▸ What you should do:
Gather, from the data below, each line in which the word "Paranormal" occurs.

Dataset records
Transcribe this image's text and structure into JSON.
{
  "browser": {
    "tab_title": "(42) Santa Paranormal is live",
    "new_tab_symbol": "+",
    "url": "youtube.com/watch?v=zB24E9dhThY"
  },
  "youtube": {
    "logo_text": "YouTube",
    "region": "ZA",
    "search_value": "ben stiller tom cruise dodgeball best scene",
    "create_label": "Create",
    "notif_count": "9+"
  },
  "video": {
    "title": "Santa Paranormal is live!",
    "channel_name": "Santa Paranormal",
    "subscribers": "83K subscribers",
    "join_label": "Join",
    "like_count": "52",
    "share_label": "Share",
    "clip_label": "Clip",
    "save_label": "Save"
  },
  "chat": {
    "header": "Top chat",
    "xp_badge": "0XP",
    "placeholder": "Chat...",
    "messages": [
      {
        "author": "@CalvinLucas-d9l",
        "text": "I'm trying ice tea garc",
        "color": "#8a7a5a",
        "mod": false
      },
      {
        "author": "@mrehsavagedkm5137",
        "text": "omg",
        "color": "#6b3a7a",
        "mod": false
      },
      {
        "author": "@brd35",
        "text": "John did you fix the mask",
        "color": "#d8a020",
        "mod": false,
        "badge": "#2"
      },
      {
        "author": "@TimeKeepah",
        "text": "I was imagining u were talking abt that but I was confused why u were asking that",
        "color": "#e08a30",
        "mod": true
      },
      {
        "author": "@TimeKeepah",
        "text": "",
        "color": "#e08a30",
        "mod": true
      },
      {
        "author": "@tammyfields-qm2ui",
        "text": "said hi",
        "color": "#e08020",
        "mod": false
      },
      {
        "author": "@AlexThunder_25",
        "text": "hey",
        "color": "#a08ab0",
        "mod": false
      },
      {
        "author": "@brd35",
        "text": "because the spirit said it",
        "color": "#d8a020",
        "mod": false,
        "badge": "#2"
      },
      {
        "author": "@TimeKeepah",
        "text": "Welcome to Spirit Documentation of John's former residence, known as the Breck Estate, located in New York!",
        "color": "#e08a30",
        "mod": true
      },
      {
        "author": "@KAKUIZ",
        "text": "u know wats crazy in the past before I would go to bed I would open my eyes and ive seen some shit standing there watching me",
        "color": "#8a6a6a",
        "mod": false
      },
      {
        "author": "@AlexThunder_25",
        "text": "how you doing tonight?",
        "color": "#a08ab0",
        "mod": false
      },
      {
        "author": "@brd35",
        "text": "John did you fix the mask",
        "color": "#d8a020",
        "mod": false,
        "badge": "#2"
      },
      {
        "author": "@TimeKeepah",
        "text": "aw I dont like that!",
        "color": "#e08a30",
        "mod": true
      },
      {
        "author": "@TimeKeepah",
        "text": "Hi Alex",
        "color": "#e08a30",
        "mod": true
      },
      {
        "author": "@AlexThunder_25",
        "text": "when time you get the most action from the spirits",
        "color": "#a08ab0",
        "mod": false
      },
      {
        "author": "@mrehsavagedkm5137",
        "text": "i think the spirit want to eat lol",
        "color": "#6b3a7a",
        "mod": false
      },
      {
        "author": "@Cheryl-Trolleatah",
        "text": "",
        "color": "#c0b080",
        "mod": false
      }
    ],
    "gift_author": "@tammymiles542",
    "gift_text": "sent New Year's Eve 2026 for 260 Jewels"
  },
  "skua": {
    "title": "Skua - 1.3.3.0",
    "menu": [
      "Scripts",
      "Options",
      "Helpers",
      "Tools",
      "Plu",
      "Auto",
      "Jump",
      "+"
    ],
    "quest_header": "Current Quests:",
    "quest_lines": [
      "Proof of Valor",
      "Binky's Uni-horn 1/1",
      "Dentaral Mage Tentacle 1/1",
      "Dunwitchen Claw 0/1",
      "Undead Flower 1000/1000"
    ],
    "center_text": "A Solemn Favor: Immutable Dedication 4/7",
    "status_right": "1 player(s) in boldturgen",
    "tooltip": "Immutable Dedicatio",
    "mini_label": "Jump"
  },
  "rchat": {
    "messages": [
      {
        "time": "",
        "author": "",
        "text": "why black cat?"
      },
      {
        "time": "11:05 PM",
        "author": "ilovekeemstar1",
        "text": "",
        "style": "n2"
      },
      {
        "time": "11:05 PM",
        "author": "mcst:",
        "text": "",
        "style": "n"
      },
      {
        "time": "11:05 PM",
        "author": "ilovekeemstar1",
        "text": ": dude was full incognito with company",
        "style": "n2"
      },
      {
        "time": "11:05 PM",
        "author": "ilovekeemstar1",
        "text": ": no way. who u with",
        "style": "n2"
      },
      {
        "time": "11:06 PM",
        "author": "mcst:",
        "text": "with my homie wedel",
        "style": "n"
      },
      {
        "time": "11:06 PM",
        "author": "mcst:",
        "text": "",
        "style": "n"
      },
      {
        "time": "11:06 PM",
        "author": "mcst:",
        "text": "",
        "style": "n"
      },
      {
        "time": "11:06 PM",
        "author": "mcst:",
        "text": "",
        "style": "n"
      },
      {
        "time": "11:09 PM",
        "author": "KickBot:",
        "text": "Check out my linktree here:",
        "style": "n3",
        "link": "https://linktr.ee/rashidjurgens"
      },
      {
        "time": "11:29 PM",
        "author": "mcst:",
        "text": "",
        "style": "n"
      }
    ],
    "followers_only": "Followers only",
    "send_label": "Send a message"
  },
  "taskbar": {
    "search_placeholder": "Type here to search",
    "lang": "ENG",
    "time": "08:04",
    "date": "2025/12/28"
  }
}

▸ Written solution:
    "tab_title": "(42) Santa Paranormal is live",
    "title": "Santa Paranormal is live!",
    "channel_name": "Santa Paranormal",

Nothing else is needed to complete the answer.